# Given exercise:
Each record below must be returned exactly as shown.

____________________

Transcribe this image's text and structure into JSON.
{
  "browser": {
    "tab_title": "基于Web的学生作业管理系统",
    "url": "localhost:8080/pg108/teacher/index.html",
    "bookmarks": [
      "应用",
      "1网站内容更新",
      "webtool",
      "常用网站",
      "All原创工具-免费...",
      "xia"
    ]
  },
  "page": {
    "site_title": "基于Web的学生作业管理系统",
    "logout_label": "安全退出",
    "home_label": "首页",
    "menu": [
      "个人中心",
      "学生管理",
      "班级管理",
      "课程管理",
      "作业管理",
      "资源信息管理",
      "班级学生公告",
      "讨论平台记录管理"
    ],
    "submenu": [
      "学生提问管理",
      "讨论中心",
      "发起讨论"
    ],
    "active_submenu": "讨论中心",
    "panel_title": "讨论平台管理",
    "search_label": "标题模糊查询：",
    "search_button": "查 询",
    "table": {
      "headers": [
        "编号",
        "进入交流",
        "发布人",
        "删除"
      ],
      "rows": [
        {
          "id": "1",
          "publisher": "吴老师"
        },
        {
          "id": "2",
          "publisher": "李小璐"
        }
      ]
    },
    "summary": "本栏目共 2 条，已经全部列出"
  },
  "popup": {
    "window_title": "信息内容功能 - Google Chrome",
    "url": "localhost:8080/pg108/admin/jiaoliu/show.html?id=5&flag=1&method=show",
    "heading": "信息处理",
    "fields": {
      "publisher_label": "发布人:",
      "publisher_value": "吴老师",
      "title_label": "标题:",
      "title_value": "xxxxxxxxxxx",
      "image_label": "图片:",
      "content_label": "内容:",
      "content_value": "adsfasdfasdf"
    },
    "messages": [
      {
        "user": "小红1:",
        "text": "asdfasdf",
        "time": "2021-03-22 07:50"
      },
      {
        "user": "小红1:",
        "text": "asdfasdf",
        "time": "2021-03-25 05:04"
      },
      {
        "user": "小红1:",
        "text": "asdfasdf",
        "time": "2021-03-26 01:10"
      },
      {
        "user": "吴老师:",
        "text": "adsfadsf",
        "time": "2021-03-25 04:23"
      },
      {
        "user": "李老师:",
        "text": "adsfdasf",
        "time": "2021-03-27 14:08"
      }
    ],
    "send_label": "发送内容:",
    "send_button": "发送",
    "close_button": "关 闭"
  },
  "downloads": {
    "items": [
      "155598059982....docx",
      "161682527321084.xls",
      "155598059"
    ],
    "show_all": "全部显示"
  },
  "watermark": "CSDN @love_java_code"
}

____________________

# Full response:
Transcribe this image's text and structure into JSON.
{
  "browser": {
    "tab_title": "基于Web的学生作业管理系统",
    "url": "localhost:8080/pg108/teacher/index.html",
    "bookmarks": [
      "应用",
      "1网站内容更新",
      "webtool",
      "常用网站",
      "All原创工具-免费...",
      "xia"
    ]
  },
  "page": {
    "site_title": "基于Web的学生作业管理系统",
    "logout_label": "安全退出",
    "home_label": "首页",
    "menu": [
      "个人中心",
      "学生管理",
      "班级管理",
      "课程管理",
      "作业管理",
      "资源信息管理",
      "班级学生公告",
      "讨论平台记录管理"
    ],
    "submenu": [
      "学生提问管理",
      "讨论中心",
      "发起讨论"
    ],
    "active_submenu": "讨论中心",
    "panel_title": "讨论平台管理",
    "search_label": "标题模糊查询：",
    "search_button": "查 询",
    "table": {
      "headers": [
        "编号",
        "进入交流",
        "发布人",
        "删除"
      ],
      "rows": [
        {
          "id": "1",
          "publisher": "吴老师"
        },
        {
          "id": "2",
          "publisher": "李小璐"
        }
      ]
    },
    "summary": "本栏目共 2 条，已经全部列出"
  },
  "popup": {
    "window_title": "信息内容功能 - Google Chrome",
    "url": "localhost:8080/pg108/admin/jiaoliu/show.html?id=5&flag=1&method=show",
    "heading": "信息处理",
    "fields": {
      "publisher_label": "发布人:",
      "publisher_value": "吴老师",
      "title_label": "标题:",
      "title_value": "xxxxxxxxxxx",
      "image_label": "图片:",
      "content_label": "内容:",
      "content_value": "adsfasdfasdf"
    },
    "messages": [
      {
        "user": "小红1:",
        "text": "asdfasdf",
        "time": "2021-03-22 07:50"
      },
      {
        "user": "小红1:",
        "text": "asdfasdf",
        "time": "2021-03-25 05:04"
      },
      {
        "user": "小红1:",
        "text": "asdfasdf",
        "time": "2021-03-26 01:10"
      },
      {
        "user": "吴老师:",
        "text": "adsfadsf",
        "time": "2021-03-25 04:23"
      },
      {
        "user": "李老师:",
        "text": "adsfdasf",
        "time": "2021-03-27 14:08"
      }
    ],
    "send_label": "发送内容:",
    "send_button": "发送",
    "close_button": "关 闭"
  },
  "downloads": {
    "items": [
      "155598059982....docx",
      "161682527321084.xls",
      "155598059"
    ],
    "show_all": "全部显示"
  },
  "watermark": "CSDN @love_java_code"
}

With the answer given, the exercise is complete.